The task =
Write out the entries again exactly as they are given.

(begin)

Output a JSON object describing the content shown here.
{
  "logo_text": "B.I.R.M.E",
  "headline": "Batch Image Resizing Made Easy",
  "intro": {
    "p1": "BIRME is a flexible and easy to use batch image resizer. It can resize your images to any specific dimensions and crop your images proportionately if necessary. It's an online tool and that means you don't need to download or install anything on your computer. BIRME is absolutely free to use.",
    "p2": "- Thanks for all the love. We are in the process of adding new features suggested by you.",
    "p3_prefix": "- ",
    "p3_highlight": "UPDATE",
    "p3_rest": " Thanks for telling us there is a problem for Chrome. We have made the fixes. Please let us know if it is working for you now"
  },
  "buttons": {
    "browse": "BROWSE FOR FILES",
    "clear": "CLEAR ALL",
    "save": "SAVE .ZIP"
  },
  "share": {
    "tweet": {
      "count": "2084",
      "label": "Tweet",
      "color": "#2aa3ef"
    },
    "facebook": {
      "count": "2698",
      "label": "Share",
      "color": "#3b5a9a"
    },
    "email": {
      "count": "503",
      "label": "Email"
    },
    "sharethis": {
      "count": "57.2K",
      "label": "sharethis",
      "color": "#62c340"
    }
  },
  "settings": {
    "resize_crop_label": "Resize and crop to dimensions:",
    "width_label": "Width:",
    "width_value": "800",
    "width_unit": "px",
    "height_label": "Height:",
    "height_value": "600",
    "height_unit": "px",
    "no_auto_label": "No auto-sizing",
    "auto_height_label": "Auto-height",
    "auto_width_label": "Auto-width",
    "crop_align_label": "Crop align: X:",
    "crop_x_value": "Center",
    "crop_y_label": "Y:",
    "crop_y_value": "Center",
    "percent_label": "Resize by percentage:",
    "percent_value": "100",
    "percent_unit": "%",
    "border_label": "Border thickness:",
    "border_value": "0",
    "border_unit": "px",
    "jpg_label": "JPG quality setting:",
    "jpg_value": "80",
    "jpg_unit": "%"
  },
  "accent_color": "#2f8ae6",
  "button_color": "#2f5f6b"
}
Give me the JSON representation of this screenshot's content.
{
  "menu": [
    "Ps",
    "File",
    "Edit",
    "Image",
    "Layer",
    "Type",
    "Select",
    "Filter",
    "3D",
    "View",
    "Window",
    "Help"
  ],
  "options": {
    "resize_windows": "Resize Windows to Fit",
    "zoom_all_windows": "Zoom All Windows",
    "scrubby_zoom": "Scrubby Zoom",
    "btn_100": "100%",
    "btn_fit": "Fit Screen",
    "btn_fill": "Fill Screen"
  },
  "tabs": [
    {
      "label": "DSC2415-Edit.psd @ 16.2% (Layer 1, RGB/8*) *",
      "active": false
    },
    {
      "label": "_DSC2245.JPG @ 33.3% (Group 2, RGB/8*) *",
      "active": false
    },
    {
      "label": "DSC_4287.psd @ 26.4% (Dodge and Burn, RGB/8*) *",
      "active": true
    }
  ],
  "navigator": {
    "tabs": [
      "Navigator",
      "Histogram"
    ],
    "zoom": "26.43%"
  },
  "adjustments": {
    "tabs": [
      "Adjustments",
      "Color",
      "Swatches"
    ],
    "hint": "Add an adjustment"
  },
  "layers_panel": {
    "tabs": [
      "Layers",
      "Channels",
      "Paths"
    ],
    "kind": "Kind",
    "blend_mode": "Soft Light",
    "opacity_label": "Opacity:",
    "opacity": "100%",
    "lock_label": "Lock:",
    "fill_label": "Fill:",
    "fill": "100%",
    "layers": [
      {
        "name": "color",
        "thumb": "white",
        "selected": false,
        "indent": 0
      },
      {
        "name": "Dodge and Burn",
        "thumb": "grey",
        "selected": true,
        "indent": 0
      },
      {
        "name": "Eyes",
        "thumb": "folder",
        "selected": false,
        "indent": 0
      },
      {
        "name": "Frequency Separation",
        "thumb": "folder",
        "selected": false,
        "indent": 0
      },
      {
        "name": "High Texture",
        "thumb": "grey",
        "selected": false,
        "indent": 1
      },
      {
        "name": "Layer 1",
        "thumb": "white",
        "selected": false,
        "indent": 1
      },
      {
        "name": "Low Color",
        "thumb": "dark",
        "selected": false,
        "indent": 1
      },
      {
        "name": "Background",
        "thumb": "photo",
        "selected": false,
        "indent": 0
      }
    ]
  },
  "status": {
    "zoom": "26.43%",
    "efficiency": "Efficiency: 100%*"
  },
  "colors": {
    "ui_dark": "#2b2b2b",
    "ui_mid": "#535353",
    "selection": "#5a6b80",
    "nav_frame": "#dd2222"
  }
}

(end)

Answer to this task =
Output a JSON object describing the content shown here.
{
  "logo_text": "B.I.R.M.E",
  "headline": "Batch Image Resizing Made Easy",
  "intro": {
    "p1": "BIRME is a flexible and easy to use batch image resizer. It can resize your images to any specific dimensions and crop your images proportionately if necessary. It's an online tool and that means you don't need to download or install anything on your computer. BIRME is absolutely free to use.",
    "p2": "- Thanks for all the love. We are in the process of adding new features suggested by you.",
    "p3_prefix": "- ",
    "p3_highlight": "UPDATE",
    "p3_rest": " Thanks for telling us there is a problem for Chrome. We have made the fixes. Please let us know if it is working for you now"
  },
  "buttons": {
    "browse": "BROWSE FOR FILES",
    "clear": "CLEAR ALL",
    "save": "SAVE .ZIP"
  },
  "share": {
    "tweet": {
      "count": "2084",
      "label": "Tweet",
      "color": "#2aa3ef"
    },
    "facebook": {
      "count": "2698",
      "label": "Share",
      "color": "#3b5a9a"
    },
    "email": {
      "count": "503",
      "label": "Email"
    },
    "sharethis": {
      "count": "57.2K",
      "label": "sharethis",
      "color": "#62c340"
    }
  },
  "settings": {
    "resize_crop_label": "Resize and crop to dimensions:",
    "width_label": "Width:",
    "width_value": "800",
    "width_unit": "px",
    "height_label": "Height:",
    "height_value": "600",
    "height_unit": "px",
    "no_auto_label": "No auto-sizing",
    "auto_height_label": "Auto-height",
    "auto_width_label": "Auto-width",
    "crop_align_label": "Crop align: X:",
    "crop_x_value": "Center",
    "crop_y_label": "Y:",
    "crop_y_value": "Center",
    "percent_label": "Resize by percentage:",
    "percent_value": "100",
    "percent_unit": "%",
    "border_label": "Border thickness:",
    "border_value": "0",
    "border_unit": "px",
    "jpg_label": "JPG quality setting:",
    "jpg_value": "80",
    "jpg_unit": "%"
  },
  "accent_color": "#2f8ae6",
  "button_color": "#2f5f6b"
}
Give me the JSON representation of this screenshot's content.
{
  "menu": [
    "Ps",
    "File",
    "Edit",
    "Image",
    "Layer",
    "Type",
    "Select",
    "Filter",
    "3D",
    "View",
    "Window",
    "Help"
  ],
  "options": {
    "resize_windows": "Resize Windows to Fit",
    "zoom_all_windows": "Zoom All Windows",
    "scrubby_zoom": "Scrubby Zoom",
    "btn_100": "100%",
    "btn_fit": "Fit Screen",
    "btn_fill": "Fill Screen"
  },
  "tabs": [
    {
      "label": "DSC2415-Edit.psd @ 16.2% (Layer 1, RGB/8*) *",
      "active": false
    },
    {
      "label": "_DSC2245.JPG @ 33.3% (Group 2, RGB/8*) *",
      "active": false
    },
    {
      "label": "DSC_4287.psd @ 26.4% (Dodge and Burn, RGB/8*) *",
      "active": true
    }
  ],
  "navigator": {
    "tabs": [
      "Navigator",
      "Histogram"
    ],
    "zoom": "26.43%"
  },
  "adjustments": {
    "tabs": [
      "Adjustments",
      "Color",
      "Swatches"
    ],
    "hint": "Add an adjustment"
  },
  "layers_panel": {
    "tabs": [
      "Layers",
      "Channels",
      "Paths"
    ],
    "kind": "Kind",
    "blend_mode": "Soft Light",
    "opacity_label": "Opacity:",
    "opacity": "100%",
    "lock_label": "Lock:",
    "fill_label": "Fill:",
    "fill": "100%",
    "layers": [
      {
        "name": "color",
        "thumb": "white",
        "selected": false,
        "indent": 0
      },
      {
        "name": "Dodge and Burn",
        "thumb": "grey",
        "selected": true,
        "indent": 0
      },
      {
        "name": "Eyes",
        "thumb": "folder",
        "selected": false,
        "indent": 0
      },
      {
        "name": "Frequency Separation",
        "thumb": "folder",
        "selected": false,
        "indent": 0
      },
      {
        "name": "High Texture",
        "thumb": "grey",
        "selected": false,
        "indent": 1
      },
      {
        "name": "Layer 1",
        "thumb": "white",
        "selected": false,
        "indent": 1
      },
      {
        "name": "Low Color",
        "thumb": "dark",
        "selected": false,
        "indent": 1
      },
      {
        "name": "Background",
        "thumb": "photo",
        "selected": false,
        "indent": 0
      }
    ]
  },
  "status": {
    "zoom": "26.43%",
    "efficiency": "Efficiency: 100%*"
  },
  "colors": {
    "ui_dark": "#2b2b2b",
    "ui_mid": "#535353",
    "selection": "#5a6b80",
    "nav_frame": "#dd2222"
  }
}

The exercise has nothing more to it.